- [Task details]
Print each of the entries exactly, leaving nothing out.

** begin **

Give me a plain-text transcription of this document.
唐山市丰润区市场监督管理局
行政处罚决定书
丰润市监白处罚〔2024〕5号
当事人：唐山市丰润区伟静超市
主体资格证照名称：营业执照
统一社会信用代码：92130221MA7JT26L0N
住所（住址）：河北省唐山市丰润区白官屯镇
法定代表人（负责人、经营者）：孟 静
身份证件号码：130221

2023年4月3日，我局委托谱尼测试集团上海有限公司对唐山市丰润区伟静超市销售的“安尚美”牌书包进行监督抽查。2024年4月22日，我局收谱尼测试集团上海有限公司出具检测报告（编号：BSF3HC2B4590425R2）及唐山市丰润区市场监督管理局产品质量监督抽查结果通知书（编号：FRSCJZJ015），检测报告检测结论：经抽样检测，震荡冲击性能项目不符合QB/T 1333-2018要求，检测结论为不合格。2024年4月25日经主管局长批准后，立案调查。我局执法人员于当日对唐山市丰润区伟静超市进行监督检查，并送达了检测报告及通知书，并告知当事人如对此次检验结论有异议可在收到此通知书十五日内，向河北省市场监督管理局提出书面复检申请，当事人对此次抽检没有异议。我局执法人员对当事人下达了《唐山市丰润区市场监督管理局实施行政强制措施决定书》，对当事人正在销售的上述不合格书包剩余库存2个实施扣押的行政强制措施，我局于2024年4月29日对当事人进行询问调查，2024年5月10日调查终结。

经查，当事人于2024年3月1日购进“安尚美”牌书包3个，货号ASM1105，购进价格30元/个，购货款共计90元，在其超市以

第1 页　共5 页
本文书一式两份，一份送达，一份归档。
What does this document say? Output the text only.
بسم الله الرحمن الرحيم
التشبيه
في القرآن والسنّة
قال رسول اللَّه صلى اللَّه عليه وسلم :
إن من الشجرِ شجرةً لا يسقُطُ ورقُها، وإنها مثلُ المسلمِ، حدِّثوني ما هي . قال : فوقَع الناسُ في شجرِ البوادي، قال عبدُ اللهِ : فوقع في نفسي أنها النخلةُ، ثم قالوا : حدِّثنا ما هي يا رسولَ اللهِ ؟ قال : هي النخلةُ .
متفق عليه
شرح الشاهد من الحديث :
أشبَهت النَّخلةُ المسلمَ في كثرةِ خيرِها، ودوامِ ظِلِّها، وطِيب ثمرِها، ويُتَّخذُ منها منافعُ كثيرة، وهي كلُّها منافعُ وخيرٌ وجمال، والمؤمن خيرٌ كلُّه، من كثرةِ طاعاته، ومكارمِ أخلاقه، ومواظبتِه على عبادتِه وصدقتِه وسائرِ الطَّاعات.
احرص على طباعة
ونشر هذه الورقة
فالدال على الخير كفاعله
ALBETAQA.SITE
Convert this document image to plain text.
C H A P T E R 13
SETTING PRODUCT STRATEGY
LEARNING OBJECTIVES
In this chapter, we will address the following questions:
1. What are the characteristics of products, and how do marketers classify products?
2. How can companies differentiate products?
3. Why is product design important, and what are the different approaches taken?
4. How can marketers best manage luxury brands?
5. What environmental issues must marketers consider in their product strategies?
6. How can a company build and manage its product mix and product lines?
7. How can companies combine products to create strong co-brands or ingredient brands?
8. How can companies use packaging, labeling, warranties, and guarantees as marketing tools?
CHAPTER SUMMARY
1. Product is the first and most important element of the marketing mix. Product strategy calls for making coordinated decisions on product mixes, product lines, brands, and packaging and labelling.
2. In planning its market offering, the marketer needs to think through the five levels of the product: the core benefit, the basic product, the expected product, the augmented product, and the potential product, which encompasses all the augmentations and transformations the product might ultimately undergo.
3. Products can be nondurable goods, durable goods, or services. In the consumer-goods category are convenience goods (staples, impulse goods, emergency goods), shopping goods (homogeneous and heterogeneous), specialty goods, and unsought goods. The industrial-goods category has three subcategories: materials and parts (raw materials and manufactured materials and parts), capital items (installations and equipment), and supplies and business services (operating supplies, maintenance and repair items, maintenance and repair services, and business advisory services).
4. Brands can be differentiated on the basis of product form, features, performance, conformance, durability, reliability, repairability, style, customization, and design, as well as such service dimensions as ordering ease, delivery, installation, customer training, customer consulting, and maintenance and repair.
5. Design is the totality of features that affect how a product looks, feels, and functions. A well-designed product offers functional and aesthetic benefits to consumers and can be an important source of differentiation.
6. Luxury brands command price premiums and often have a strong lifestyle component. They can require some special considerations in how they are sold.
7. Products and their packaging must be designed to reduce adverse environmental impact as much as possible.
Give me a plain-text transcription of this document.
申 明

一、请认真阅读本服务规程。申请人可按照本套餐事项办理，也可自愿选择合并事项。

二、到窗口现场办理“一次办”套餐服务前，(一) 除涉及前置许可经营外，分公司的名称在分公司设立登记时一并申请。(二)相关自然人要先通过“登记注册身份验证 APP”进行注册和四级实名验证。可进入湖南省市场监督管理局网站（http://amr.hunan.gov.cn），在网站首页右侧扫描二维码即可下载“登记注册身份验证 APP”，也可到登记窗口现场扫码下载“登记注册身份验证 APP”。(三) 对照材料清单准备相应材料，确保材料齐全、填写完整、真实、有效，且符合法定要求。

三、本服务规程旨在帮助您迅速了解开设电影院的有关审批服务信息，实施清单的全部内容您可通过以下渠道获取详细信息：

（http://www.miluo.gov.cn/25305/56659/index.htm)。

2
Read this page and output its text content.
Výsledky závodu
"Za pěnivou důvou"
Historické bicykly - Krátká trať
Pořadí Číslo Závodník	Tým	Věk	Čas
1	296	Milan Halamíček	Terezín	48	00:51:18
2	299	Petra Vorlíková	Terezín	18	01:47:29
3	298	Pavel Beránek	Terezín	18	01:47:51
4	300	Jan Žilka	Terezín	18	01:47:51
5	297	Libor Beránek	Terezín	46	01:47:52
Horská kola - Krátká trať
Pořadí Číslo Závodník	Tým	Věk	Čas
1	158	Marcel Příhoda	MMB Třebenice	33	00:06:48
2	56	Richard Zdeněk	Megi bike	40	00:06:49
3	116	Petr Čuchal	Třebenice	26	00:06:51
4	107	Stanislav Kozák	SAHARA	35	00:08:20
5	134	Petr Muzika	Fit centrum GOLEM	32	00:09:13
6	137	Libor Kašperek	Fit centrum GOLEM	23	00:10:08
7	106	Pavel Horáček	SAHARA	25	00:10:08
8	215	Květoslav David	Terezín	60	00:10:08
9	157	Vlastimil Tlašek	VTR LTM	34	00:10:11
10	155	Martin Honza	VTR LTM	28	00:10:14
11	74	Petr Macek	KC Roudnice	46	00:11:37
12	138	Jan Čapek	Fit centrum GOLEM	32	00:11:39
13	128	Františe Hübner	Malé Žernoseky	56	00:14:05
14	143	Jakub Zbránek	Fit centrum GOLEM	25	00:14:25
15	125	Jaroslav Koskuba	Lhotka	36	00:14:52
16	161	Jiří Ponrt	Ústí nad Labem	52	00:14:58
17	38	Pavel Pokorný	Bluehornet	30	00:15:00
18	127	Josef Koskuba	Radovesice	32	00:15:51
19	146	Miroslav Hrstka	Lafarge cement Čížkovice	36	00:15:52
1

** end **

- [Result]
Give me a plain-text transcription of this document.
唐山市丰润区市场监督管理局
行政处罚决定书
丰润市监白处罚〔2024〕5号
当事人：唐山市丰润区伟静超市
主体资格证照名称：营业执照
统一社会信用代码：92130221MA7JT26L0N
住所（住址）：河北省唐山市丰润区白官屯镇
法定代表人（负责人、经营者）：孟 静
身份证件号码：130221

2023年4月3日，我局委托谱尼测试集团上海有限公司对唐山市丰润区伟静超市销售的“安尚美”牌书包进行监督抽查。2024年4月22日，我局收谱尼测试集团上海有限公司出具检测报告（编号：BSF3HC2B4590425R2）及唐山市丰润区市场监督管理局产品质量监督抽查结果通知书（编号：FRSCJZJ015），检测报告检测结论：经抽样检测，震荡冲击性能项目不符合QB/T 1333-2018要求，检测结论为不合格。2024年4月25日经主管局长批准后，立案调查。我局执法人员于当日对唐山市丰润区伟静超市进行监督检查，并送达了检测报告及通知书，并告知当事人如对此次检验结论有异议可在收到此通知书十五日内，向河北省市场监督管理局提出书面复检申请，当事人对此次抽检没有异议。我局执法人员对当事人下达了《唐山市丰润区市场监督管理局实施行政强制措施决定书》，对当事人正在销售的上述不合格书包剩余库存2个实施扣押的行政强制措施，我局于2024年4月29日对当事人进行询问调查，2024年5月10日调查终结。

经查，当事人于2024年3月1日购进“安尚美”牌书包3个，货号ASM1105，购进价格30元/个，购货款共计90元，在其超市以

第1 页　共5 页
本文书一式两份，一份送达，一份归档。
What does this document say? Output the text only.
بسم الله الرحمن الرحيم
التشبيه
في القرآن والسنّة
قال رسول اللَّه صلى اللَّه عليه وسلم :
إن من الشجرِ شجرةً لا يسقُطُ ورقُها، وإنها مثلُ المسلمِ، حدِّثوني ما هي . قال : فوقَع الناسُ في شجرِ البوادي، قال عبدُ اللهِ : فوقع في نفسي أنها النخلةُ، ثم قالوا : حدِّثنا ما هي يا رسولَ اللهِ ؟ قال : هي النخلةُ .
متفق عليه
شرح الشاهد من الحديث :
أشبَهت النَّخلةُ المسلمَ في كثرةِ خيرِها، ودوامِ ظِلِّها، وطِيب ثمرِها، ويُتَّخذُ منها منافعُ كثيرة، وهي كلُّها منافعُ وخيرٌ وجمال، والمؤمن خيرٌ كلُّه، من كثرةِ طاعاته، ومكارمِ أخلاقه، ومواظبتِه على عبادتِه وصدقتِه وسائرِ الطَّاعات.
احرص على طباعة
ونشر هذه الورقة
فالدال على الخير كفاعله
ALBETAQA.SITE
Convert this document image to plain text.
C H A P T E R 13
SETTING PRODUCT STRATEGY
LEARNING OBJECTIVES
In this chapter, we will address the following questions:
1. What are the characteristics of products, and how do marketers classify products?
2. How can companies differentiate products?
3. Why is product design important, and what are the different approaches taken?
4. How can marketers best manage luxury brands?
5. What environmental issues must marketers consider in their product strategies?
6. How can a company build and manage its product mix and product lines?
7. How can companies combine products to create strong co-brands or ingredient brands?
8. How can companies use packaging, labeling, warranties, and guarantees as marketing tools?
CHAPTER SUMMARY
1. Product is the first and most important element of the marketing mix. Product strategy calls for making coordinated decisions on product mixes, product lines, brands, and packaging and labelling.
2. In planning its market offering, the marketer needs to think through the five levels of the product: the core benefit, the basic product, the expected product, the augmented product, and the potential product, which encompasses all the augmentations and transformations the product might ultimately undergo.
3. Products can be nondurable goods, durable goods, or services. In the consumer-goods category are convenience goods (staples, impulse goods, emergency goods), shopping goods (homogeneous and heterogeneous), specialty goods, and unsought goods. The industrial-goods category has three subcategories: materials and parts (raw materials and manufactured materials and parts), capital items (installations and equipment), and supplies and business services (operating supplies, maintenance and repair items, maintenance and repair services, and business advisory services).
4. Brands can be differentiated on the basis of product form, features, performance, conformance, durability, reliability, repairability, style, customization, and design, as well as such service dimensions as ordering ease, delivery, installation, customer training, customer consulting, and maintenance and repair.
5. Design is the totality of features that affect how a product looks, feels, and functions. A well-designed product offers functional and aesthetic benefits to consumers and can be an important source of differentiation.
6. Luxury brands command price premiums and often have a strong lifestyle component. They can require some special considerations in how they are sold.
7. Products and their packaging must be designed to reduce adverse environmental impact as much as possible.
Give me a plain-text transcription of this document.
申 明

一、请认真阅读本服务规程。申请人可按照本套餐事项办理，也可自愿选择合并事项。

二、到窗口现场办理“一次办”套餐服务前，(一) 除涉及前置许可经营外，分公司的名称在分公司设立登记时一并申请。(二)相关自然人要先通过“登记注册身份验证 APP”进行注册和四级实名验证。可进入湖南省市场监督管理局网站（http://amr.hunan.gov.cn），在网站首页右侧扫描二维码即可下载“登记注册身份验证 APP”，也可到登记窗口现场扫码下载“登记注册身份验证 APP”。(三) 对照材料清单准备相应材料，确保材料齐全、填写完整、真实、有效，且符合法定要求。

三、本服务规程旨在帮助您迅速了解开设电影院的有关审批服务信息，实施清单的全部内容您可通过以下渠道获取详细信息：

（http://www.miluo.gov.cn/25305/56659/index.htm)。

2
Read this page and output its text content.
Výsledky závodu
"Za pěnivou důvou"
Historické bicykly - Krátká trať
Pořadí Číslo Závodník	Tým	Věk	Čas
1	296	Milan Halamíček	Terezín	48	00:51:18
2	299	Petra Vorlíková	Terezín	18	01:47:29
3	298	Pavel Beránek	Terezín	18	01:47:51
4	300	Jan Žilka	Terezín	18	01:47:51
5	297	Libor Beránek	Terezín	46	01:47:52
Horská kola - Krátká trať
Pořadí Číslo Závodník	Tým	Věk	Čas
1	158	Marcel Příhoda	MMB Třebenice	33	00:06:48
2	56	Richard Zdeněk	Megi bike	40	00:06:49
3	116	Petr Čuchal	Třebenice	26	00:06:51
4	107	Stanislav Kozák	SAHARA	35	00:08:20
5	134	Petr Muzika	Fit centrum GOLEM	32	00:09:13
6	137	Libor Kašperek	Fit centrum GOLEM	23	00:10:08
7	106	Pavel Horáček	SAHARA	25	00:10:08
8	215	Květoslav David	Terezín	60	00:10:08
9	157	Vlastimil Tlašek	VTR LTM	34	00:10:11
10	155	Martin Honza	VTR LTM	28	00:10:14
11	74	Petr Macek	KC Roudnice	46	00:11:37
12	138	Jan Čapek	Fit centrum GOLEM	32	00:11:39
13	128	Františe Hübner	Malé Žernoseky	56	00:14:05
14	143	Jakub Zbránek	Fit centrum GOLEM	25	00:14:25
15	125	Jaroslav Koskuba	Lhotka	36	00:14:52
16	161	Jiří Ponrt	Ústí nad Labem	52	00:14:58
17	38	Pavel Pokorný	Bluehornet	30	00:15:00
18	127	Josef Koskuba	Radovesice	32	00:15:51
19	146	Miroslav Hrstka	Lafarge cement Čížkovice	36	00:15:52
1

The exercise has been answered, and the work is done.